▶ [Task prompt]: Go over the entries below line by line, copying each one that contains the word "JSON".
--- START ---
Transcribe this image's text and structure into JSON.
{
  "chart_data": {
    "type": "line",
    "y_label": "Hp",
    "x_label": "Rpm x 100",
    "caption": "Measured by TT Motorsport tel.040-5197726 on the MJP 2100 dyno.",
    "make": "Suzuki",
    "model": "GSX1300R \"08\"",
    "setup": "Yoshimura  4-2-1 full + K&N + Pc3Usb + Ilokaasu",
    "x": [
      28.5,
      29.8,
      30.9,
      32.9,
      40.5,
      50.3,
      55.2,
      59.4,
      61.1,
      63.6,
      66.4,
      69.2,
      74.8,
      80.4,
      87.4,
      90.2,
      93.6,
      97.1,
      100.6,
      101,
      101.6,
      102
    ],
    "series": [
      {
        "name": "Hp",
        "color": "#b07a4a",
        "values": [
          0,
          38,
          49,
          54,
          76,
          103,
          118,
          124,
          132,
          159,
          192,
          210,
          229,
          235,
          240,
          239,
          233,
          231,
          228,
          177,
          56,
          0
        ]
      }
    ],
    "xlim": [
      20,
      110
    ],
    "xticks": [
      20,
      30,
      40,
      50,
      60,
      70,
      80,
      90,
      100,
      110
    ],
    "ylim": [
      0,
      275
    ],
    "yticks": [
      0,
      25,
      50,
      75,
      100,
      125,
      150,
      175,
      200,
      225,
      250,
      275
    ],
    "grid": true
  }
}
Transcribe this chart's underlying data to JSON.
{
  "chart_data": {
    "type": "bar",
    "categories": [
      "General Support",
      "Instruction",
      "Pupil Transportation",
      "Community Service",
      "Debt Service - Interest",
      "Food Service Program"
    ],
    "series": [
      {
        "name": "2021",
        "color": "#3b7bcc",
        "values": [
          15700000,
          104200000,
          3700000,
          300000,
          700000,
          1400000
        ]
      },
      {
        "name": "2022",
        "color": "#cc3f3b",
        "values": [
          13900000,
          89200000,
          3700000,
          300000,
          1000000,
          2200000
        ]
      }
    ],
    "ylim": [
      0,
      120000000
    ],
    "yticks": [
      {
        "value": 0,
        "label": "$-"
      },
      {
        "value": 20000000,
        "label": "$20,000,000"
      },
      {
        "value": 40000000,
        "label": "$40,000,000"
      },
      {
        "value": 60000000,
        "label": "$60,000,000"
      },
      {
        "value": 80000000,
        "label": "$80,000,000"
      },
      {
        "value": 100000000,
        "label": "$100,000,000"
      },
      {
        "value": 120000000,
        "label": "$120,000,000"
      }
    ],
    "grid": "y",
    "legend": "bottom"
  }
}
--- END ---
▶ [Answer below]:
Transcribe this image's text and structure into JSON.
Transcribe this chart's underlying data to JSON.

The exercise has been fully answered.